(Problem statement):
Please copy all of the records exactly, leaving nothing out.

(Source records)
********

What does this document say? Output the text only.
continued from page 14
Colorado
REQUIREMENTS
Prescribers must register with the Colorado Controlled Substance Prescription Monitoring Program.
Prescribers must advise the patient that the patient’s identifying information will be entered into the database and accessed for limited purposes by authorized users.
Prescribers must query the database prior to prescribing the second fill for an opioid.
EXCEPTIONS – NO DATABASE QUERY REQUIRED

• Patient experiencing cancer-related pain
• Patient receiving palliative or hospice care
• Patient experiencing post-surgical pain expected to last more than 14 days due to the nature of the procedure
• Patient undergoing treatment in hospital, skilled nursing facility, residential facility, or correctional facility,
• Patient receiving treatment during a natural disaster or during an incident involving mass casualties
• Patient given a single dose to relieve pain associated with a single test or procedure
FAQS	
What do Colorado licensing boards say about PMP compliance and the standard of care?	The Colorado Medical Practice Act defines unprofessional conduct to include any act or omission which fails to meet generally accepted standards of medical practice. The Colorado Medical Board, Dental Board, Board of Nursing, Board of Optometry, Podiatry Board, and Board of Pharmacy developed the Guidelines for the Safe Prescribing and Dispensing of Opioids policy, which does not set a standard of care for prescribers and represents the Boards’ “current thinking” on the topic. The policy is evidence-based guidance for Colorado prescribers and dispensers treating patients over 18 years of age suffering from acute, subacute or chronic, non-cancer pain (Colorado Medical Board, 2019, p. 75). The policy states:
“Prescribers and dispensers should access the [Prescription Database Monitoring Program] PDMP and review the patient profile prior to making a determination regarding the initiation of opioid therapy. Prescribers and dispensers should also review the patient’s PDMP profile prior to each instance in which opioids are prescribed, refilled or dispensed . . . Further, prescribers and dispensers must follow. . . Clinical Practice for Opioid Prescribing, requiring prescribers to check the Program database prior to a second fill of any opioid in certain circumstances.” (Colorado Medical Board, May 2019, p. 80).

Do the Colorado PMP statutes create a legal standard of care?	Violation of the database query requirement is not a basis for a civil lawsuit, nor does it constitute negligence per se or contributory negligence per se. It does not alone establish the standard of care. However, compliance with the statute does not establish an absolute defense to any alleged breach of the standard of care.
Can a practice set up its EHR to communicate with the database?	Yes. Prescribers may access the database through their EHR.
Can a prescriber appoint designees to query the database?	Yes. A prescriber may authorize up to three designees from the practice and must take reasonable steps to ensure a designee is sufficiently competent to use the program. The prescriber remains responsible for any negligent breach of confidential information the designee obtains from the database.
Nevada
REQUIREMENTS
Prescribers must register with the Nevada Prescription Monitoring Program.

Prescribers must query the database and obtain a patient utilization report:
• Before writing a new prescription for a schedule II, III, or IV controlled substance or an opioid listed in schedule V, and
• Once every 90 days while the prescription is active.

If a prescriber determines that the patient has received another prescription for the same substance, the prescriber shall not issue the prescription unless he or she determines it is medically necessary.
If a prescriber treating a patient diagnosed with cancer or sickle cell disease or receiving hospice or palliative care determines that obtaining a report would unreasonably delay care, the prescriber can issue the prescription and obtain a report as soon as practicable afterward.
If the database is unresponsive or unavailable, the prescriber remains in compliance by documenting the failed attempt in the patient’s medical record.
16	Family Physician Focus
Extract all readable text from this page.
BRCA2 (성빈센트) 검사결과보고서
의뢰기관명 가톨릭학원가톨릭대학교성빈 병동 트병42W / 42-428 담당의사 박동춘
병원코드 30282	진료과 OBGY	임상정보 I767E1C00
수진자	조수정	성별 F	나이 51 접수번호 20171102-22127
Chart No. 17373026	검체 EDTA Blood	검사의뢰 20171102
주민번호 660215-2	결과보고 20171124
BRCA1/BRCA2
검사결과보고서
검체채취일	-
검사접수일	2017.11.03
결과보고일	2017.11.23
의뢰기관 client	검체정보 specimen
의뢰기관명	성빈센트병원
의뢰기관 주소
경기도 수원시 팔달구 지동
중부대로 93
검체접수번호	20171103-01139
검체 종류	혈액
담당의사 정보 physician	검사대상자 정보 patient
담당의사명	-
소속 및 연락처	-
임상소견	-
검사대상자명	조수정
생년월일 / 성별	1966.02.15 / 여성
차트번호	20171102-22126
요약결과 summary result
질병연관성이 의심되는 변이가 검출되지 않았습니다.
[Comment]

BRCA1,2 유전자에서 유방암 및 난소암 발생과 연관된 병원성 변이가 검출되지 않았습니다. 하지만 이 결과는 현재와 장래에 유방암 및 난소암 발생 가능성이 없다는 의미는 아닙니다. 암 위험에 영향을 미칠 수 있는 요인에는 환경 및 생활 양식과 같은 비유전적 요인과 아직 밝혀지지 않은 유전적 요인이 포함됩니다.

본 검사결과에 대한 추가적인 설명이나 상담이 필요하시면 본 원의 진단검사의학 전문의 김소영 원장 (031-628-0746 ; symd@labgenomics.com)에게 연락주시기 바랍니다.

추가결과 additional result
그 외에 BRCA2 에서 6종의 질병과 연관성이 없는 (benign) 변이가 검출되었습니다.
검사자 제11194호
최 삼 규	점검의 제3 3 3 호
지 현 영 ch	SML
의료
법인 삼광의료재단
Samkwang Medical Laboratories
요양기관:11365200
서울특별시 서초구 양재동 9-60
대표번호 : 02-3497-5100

********

(Task response):
What does this document say? Output the text only.
continued from page 14
Colorado
REQUIREMENTS
Prescribers must register with the Colorado Controlled Substance Prescription Monitoring Program.
Prescribers must advise the patient that the patient’s identifying information will be entered into the database and accessed for limited purposes by authorized users.
Prescribers must query the database prior to prescribing the second fill for an opioid.
EXCEPTIONS – NO DATABASE QUERY REQUIRED

• Patient experiencing cancer-related pain
• Patient receiving palliative or hospice care
• Patient experiencing post-surgical pain expected to last more than 14 days due to the nature of the procedure
• Patient undergoing treatment in hospital, skilled nursing facility, residential facility, or correctional facility,
• Patient receiving treatment during a natural disaster or during an incident involving mass casualties
• Patient given a single dose to relieve pain associated with a single test or procedure
FAQS	
What do Colorado licensing boards say about PMP compliance and the standard of care?	The Colorado Medical Practice Act defines unprofessional conduct to include any act or omission which fails to meet generally accepted standards of medical practice. The Colorado Medical Board, Dental Board, Board of Nursing, Board of Optometry, Podiatry Board, and Board of Pharmacy developed the Guidelines for the Safe Prescribing and Dispensing of Opioids policy, which does not set a standard of care for prescribers and represents the Boards’ “current thinking” on the topic. The policy is evidence-based guidance for Colorado prescribers and dispensers treating patients over 18 years of age suffering from acute, subacute or chronic, non-cancer pain (Colorado Medical Board, 2019, p. 75). The policy states:
“Prescribers and dispensers should access the [Prescription Database Monitoring Program] PDMP and review the patient profile prior to making a determination regarding the initiation of opioid therapy. Prescribers and dispensers should also review the patient’s PDMP profile prior to each instance in which opioids are prescribed, refilled or dispensed . . . Further, prescribers and dispensers must follow. . . Clinical Practice for Opioid Prescribing, requiring prescribers to check the Program database prior to a second fill of any opioid in certain circumstances.” (Colorado Medical Board, May 2019, p. 80).

Do the Colorado PMP statutes create a legal standard of care?	Violation of the database query requirement is not a basis for a civil lawsuit, nor does it constitute negligence per se or contributory negligence per se. It does not alone establish the standard of care. However, compliance with the statute does not establish an absolute defense to any alleged breach of the standard of care.
Can a practice set up its EHR to communicate with the database?	Yes. Prescribers may access the database through their EHR.
Can a prescriber appoint designees to query the database?	Yes. A prescriber may authorize up to three designees from the practice and must take reasonable steps to ensure a designee is sufficiently competent to use the program. The prescriber remains responsible for any negligent breach of confidential information the designee obtains from the database.
Nevada
REQUIREMENTS
Prescribers must register with the Nevada Prescription Monitoring Program.

Prescribers must query the database and obtain a patient utilization report:
• Before writing a new prescription for a schedule II, III, or IV controlled substance or an opioid listed in schedule V, and
• Once every 90 days while the prescription is active.

If a prescriber determines that the patient has received another prescription for the same substance, the prescriber shall not issue the prescription unless he or she determines it is medically necessary.
If a prescriber treating a patient diagnosed with cancer or sickle cell disease or receiving hospice or palliative care determines that obtaining a report would unreasonably delay care, the prescriber can issue the prescription and obtain a report as soon as practicable afterward.
If the database is unresponsive or unavailable, the prescriber remains in compliance by documenting the failed attempt in the patient’s medical record.
16	Family Physician Focus
Extract all readable text from this page.
BRCA2 (성빈센트) 검사결과보고서
의뢰기관명 가톨릭학원가톨릭대학교성빈 병동 트병42W / 42-428 담당의사 박동춘
병원코드 30282	진료과 OBGY	임상정보 I767E1C00
수진자	조수정	성별 F	나이 51 접수번호 20171102-22127
Chart No. 17373026	검체 EDTA Blood	검사의뢰 20171102
주민번호 660215-2	결과보고 20171124
BRCA1/BRCA2
검사결과보고서
검체채취일	-
검사접수일	2017.11.03
결과보고일	2017.11.23
의뢰기관 client	검체정보 specimen
의뢰기관명	성빈센트병원
의뢰기관 주소
경기도 수원시 팔달구 지동
중부대로 93
검체접수번호	20171103-01139
검체 종류	혈액
담당의사 정보 physician	검사대상자 정보 patient
담당의사명	-
소속 및 연락처	-
임상소견	-
검사대상자명	조수정
생년월일 / 성별	1966.02.15 / 여성
차트번호	20171102-22126
요약결과 summary result
질병연관성이 의심되는 변이가 검출되지 않았습니다.
[Comment]

BRCA1,2 유전자에서 유방암 및 난소암 발생과 연관된 병원성 변이가 검출되지 않았습니다. 하지만 이 결과는 현재와 장래에 유방암 및 난소암 발생 가능성이 없다는 의미는 아닙니다. 암 위험에 영향을 미칠 수 있는 요인에는 환경 및 생활 양식과 같은 비유전적 요인과 아직 밝혀지지 않은 유전적 요인이 포함됩니다.

본 검사결과에 대한 추가적인 설명이나 상담이 필요하시면 본 원의 진단검사의학 전문의 김소영 원장 (031-628-0746 ; symd@labgenomics.com)에게 연락주시기 바랍니다.

추가결과 additional result
그 외에 BRCA2 에서 6종의 질병과 연관성이 없는 (benign) 변이가 검출되었습니다.
검사자 제11194호
최 삼 규	점검의 제3 3 3 호
지 현 영 ch	SML
의료
법인 삼광의료재단
Samkwang Medical Laboratories
요양기관:11365200
서울특별시 서초구 양재동 9-60
대표번호 : 02-3497-5100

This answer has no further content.